Figure contents as structured data:

-- start --

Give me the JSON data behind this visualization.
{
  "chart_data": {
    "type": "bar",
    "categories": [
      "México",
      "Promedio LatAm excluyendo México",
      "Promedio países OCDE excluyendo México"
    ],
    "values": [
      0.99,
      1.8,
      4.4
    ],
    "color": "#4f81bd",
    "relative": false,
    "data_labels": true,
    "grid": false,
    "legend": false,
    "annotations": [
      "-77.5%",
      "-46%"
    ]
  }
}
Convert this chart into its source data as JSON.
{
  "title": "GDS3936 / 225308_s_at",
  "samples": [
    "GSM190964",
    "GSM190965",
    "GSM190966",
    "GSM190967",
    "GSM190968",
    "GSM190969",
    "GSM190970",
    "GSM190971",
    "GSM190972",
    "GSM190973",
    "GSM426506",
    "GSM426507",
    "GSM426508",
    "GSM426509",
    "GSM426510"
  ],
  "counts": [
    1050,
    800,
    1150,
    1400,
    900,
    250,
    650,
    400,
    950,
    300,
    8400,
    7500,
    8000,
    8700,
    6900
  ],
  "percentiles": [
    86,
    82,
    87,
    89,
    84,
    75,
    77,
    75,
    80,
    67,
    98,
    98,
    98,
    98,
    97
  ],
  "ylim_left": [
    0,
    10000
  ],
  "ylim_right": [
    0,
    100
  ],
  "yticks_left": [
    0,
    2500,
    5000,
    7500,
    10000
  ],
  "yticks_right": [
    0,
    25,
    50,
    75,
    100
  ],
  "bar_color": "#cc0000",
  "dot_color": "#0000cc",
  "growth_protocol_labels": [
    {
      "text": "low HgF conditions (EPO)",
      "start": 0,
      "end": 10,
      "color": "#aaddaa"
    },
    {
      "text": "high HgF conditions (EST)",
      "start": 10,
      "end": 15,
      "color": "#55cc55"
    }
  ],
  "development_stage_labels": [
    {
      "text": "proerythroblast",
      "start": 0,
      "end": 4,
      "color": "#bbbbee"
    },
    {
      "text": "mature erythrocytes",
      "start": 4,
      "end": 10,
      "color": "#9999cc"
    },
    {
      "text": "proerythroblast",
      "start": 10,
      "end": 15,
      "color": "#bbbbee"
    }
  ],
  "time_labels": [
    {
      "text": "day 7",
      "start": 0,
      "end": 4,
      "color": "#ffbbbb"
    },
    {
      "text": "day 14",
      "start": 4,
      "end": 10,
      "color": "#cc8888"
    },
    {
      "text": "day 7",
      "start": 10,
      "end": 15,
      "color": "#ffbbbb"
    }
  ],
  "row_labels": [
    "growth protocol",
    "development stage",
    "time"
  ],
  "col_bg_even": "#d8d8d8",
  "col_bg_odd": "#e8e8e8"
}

-- end --

*PROBLEM REQUIREMENTS*. Every entry above needs to be quoted exactly.

*TASK RESULT*.
Give me the JSON data behind this visualization.
{
  "chart_data": {
    "type": "bar",
    "categories": [
      "México",
      "Promedio LatAm excluyendo México",
      "Promedio países OCDE excluyendo México"
    ],
    "values": [
      0.99,
      1.8,
      4.4
    ],
    "color": "#4f81bd",
    "relative": false,
    "data_labels": true,
    "grid": false,
    "legend": false,
    "annotations": [
      "-77.5%",
      "-46%"
    ]
  }
}
Convert this chart into its source data as JSON.
{
  "title": "GDS3936 / 225308_s_at",
  "samples": [
    "GSM190964",
    "GSM190965",
    "GSM190966",
    "GSM190967",
    "GSM190968",
    "GSM190969",
    "GSM190970",
    "GSM190971",
    "GSM190972",
    "GSM190973",
    "GSM426506",
    "GSM426507",
    "GSM426508",
    "GSM426509",
    "GSM426510"
  ],
  "counts": [
    1050,
    800,
    1150,
    1400,
    900,
    250,
    650,
    400,
    950,
    300,
    8400,
    7500,
    8000,
    8700,
    6900
  ],
  "percentiles": [
    86,
    82,
    87,
    89,
    84,
    75,
    77,
    75,
    80,
    67,
    98,
    98,
    98,
    98,
    97
  ],
  "ylim_left": [
    0,
    10000
  ],
  "ylim_right": [
    0,
    100
  ],
  "yticks_left": [
    0,
    2500,
    5000,
    7500,
    10000
  ],
  "yticks_right": [
    0,
    25,
    50,
    75,
    100
  ],
  "bar_color": "#cc0000",
  "dot_color": "#0000cc",
  "growth_protocol_labels": [
    {
      "text": "low HgF conditions (EPO)",
      "start": 0,
      "end": 10,
      "color": "#aaddaa"
    },
    {
      "text": "high HgF conditions (EST)",
      "start": 10,
      "end": 15,
      "color": "#55cc55"
    }
  ],
  "development_stage_labels": [
    {
      "text": "proerythroblast",
      "start": 0,
      "end": 4,
      "color": "#bbbbee"
    },
    {
      "text": "mature erythrocytes",
      "start": 4,
      "end": 10,
      "color": "#9999cc"
    },
    {
      "text": "proerythroblast",
      "start": 10,
      "end": 15,
      "color": "#bbbbee"
    }
  ],
  "time_labels": [
    {
      "text": "day 7",
      "start": 0,
      "end": 4,
      "color": "#ffbbbb"
    },
    {
      "text": "day 14",
      "start": 4,
      "end": 10,
      "color": "#cc8888"
    },
    {
      "text": "day 7",
      "start": 10,
      "end": 15,
      "color": "#ffbbbb"
    }
  ],
  "row_labels": [
    "growth protocol",
    "development stage",
    "time"
  ],
  "col_bg_even": "#d8d8d8",
  "col_bg_odd": "#e8e8e8"
}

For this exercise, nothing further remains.